Each entry that follows must be output without any deviation.

━━━━━━━━━━━━━━━━━━━━

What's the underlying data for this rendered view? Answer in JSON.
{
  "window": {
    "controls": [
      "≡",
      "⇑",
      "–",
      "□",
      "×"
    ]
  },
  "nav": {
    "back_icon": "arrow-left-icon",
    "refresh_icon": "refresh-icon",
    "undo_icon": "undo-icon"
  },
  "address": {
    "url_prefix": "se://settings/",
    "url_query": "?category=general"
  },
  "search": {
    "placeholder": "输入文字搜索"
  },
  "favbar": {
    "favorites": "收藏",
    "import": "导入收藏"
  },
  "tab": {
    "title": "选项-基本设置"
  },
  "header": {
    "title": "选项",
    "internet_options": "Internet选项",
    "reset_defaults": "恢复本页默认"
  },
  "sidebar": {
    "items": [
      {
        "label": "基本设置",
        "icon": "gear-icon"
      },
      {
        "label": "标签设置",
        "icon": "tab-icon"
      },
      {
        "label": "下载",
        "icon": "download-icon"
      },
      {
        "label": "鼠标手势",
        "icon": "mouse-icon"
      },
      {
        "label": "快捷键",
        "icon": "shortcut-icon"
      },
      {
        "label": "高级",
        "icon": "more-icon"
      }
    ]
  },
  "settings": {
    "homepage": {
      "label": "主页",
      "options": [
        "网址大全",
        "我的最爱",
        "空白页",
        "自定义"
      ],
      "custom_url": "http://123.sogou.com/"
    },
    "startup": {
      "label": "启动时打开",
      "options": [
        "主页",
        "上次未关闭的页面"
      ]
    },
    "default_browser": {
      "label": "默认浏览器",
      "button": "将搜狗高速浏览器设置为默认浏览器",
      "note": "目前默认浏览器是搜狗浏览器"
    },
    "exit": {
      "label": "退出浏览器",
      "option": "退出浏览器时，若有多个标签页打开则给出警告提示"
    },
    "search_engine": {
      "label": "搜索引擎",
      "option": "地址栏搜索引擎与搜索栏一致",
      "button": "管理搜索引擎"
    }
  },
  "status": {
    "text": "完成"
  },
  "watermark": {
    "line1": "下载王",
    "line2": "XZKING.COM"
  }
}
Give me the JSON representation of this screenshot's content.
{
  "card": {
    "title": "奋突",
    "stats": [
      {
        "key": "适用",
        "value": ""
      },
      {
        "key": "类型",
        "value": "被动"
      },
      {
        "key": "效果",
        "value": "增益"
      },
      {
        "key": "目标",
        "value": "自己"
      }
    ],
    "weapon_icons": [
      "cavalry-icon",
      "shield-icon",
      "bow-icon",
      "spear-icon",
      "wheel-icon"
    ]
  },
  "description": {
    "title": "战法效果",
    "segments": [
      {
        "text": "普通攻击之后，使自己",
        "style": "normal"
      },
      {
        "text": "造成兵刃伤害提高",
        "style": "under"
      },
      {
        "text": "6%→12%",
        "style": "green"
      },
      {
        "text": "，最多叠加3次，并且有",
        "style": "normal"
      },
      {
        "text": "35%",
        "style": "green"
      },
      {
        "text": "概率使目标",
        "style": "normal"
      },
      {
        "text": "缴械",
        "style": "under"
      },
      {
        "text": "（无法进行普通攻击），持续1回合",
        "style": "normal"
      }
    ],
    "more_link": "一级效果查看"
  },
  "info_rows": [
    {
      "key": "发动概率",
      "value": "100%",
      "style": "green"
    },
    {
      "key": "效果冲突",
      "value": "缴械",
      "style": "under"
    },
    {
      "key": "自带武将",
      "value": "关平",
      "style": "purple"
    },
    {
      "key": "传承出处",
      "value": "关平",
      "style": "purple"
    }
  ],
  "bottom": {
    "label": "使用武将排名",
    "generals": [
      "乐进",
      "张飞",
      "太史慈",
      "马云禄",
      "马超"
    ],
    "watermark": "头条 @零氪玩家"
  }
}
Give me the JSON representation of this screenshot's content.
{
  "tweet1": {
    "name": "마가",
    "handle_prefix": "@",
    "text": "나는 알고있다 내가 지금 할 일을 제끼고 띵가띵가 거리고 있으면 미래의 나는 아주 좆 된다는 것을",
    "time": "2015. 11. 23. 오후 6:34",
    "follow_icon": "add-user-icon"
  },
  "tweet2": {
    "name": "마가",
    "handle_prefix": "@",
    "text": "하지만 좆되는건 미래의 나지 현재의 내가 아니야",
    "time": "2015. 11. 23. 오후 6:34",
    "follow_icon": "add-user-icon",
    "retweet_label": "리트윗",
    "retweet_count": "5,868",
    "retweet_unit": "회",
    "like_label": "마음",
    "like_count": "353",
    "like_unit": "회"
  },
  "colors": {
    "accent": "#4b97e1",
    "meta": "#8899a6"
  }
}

━━━━━━━━━━━━━━━━━━━━

• SOLUTION
What's the underlying data for this rendered view? Answer in JSON.
{
  "window": {
    "controls": [
      "≡",
      "⇑",
      "–",
      "□",
      "×"
    ]
  },
  "nav": {
    "back_icon": "arrow-left-icon",
    "refresh_icon": "refresh-icon",
    "undo_icon": "undo-icon"
  },
  "address": {
    "url_prefix": "se://settings/",
    "url_query": "?category=general"
  },
  "search": {
    "placeholder": "输入文字搜索"
  },
  "favbar": {
    "favorites": "收藏",
    "import": "导入收藏"
  },
  "tab": {
    "title": "选项-基本设置"
  },
  "header": {
    "title": "选项",
    "internet_options": "Internet选项",
    "reset_defaults": "恢复本页默认"
  },
  "sidebar": {
    "items": [
      {
        "label": "基本设置",
        "icon": "gear-icon"
      },
      {
        "label": "标签设置",
        "icon": "tab-icon"
      },
      {
        "label": "下载",
        "icon": "download-icon"
      },
      {
        "label": "鼠标手势",
        "icon": "mouse-icon"
      },
      {
        "label": "快捷键",
        "icon": "shortcut-icon"
      },
      {
        "label": "高级",
        "icon": "more-icon"
      }
    ]
  },
  "settings": {
    "homepage": {
      "label": "主页",
      "options": [
        "网址大全",
        "我的最爱",
        "空白页",
        "自定义"
      ],
      "custom_url": "http://123.sogou.com/"
    },
    "startup": {
      "label": "启动时打开",
      "options": [
        "主页",
        "上次未关闭的页面"
      ]
    },
    "default_browser": {
      "label": "默认浏览器",
      "button": "将搜狗高速浏览器设置为默认浏览器",
      "note": "目前默认浏览器是搜狗浏览器"
    },
    "exit": {
      "label": "退出浏览器",
      "option": "退出浏览器时，若有多个标签页打开则给出警告提示"
    },
    "search_engine": {
      "label": "搜索引擎",
      "option": "地址栏搜索引擎与搜索栏一致",
      "button": "管理搜索引擎"
    }
  },
  "status": {
    "text": "完成"
  },
  "watermark": {
    "line1": "下载王",
    "line2": "XZKING.COM"
  }
}
Give me the JSON representation of this screenshot's content.
{
  "card": {
    "title": "奋突",
    "stats": [
      {
        "key": "适用",
        "value": ""
      },
      {
        "key": "类型",
        "value": "被动"
      },
      {
        "key": "效果",
        "value": "增益"
      },
      {
        "key": "目标",
        "value": "自己"
      }
    ],
    "weapon_icons": [
      "cavalry-icon",
      "shield-icon",
      "bow-icon",
      "spear-icon",
      "wheel-icon"
    ]
  },
  "description": {
    "title": "战法效果",
    "segments": [
      {
        "text": "普通攻击之后，使自己",
        "style": "normal"
      },
      {
        "text": "造成兵刃伤害提高",
        "style": "under"
      },
      {
        "text": "6%→12%",
        "style": "green"
      },
      {
        "text": "，最多叠加3次，并且有",
        "style": "normal"
      },
      {
        "text": "35%",
        "style": "green"
      },
      {
        "text": "概率使目标",
        "style": "normal"
      },
      {
        "text": "缴械",
        "style": "under"
      },
      {
        "text": "（无法进行普通攻击），持续1回合",
        "style": "normal"
      }
    ],
    "more_link": "一级效果查看"
  },
  "info_rows": [
    {
      "key": "发动概率",
      "value": "100%",
      "style": "green"
    },
    {
      "key": "效果冲突",
      "value": "缴械",
      "style": "under"
    },
    {
      "key": "自带武将",
      "value": "关平",
      "style": "purple"
    },
    {
      "key": "传承出处",
      "value": "关平",
      "style": "purple"
    }
  ],
  "bottom": {
    "label": "使用武将排名",
    "generals": [
      "乐进",
      "张飞",
      "太史慈",
      "马云禄",
      "马超"
    ],
    "watermark": "头条 @零氪玩家"
  }
}
Give me the JSON representation of this screenshot's content.
{
  "tweet1": {
    "name": "마가",
    "handle_prefix": "@",
    "text": "나는 알고있다 내가 지금 할 일을 제끼고 띵가띵가 거리고 있으면 미래의 나는 아주 좆 된다는 것을",
    "time": "2015. 11. 23. 오후 6:34",
    "follow_icon": "add-user-icon"
  },
  "tweet2": {
    "name": "마가",
    "handle_prefix": "@",
    "text": "하지만 좆되는건 미래의 나지 현재의 내가 아니야",
    "time": "2015. 11. 23. 오후 6:34",
    "follow_icon": "add-user-icon",
    "retweet_label": "리트윗",
    "retweet_count": "5,868",
    "retweet_unit": "회",
    "like_label": "마음",
    "like_count": "353",
    "like_unit": "회"
  },
  "colors": {
    "accent": "#4b97e1",
    "meta": "#8899a6"
  }
}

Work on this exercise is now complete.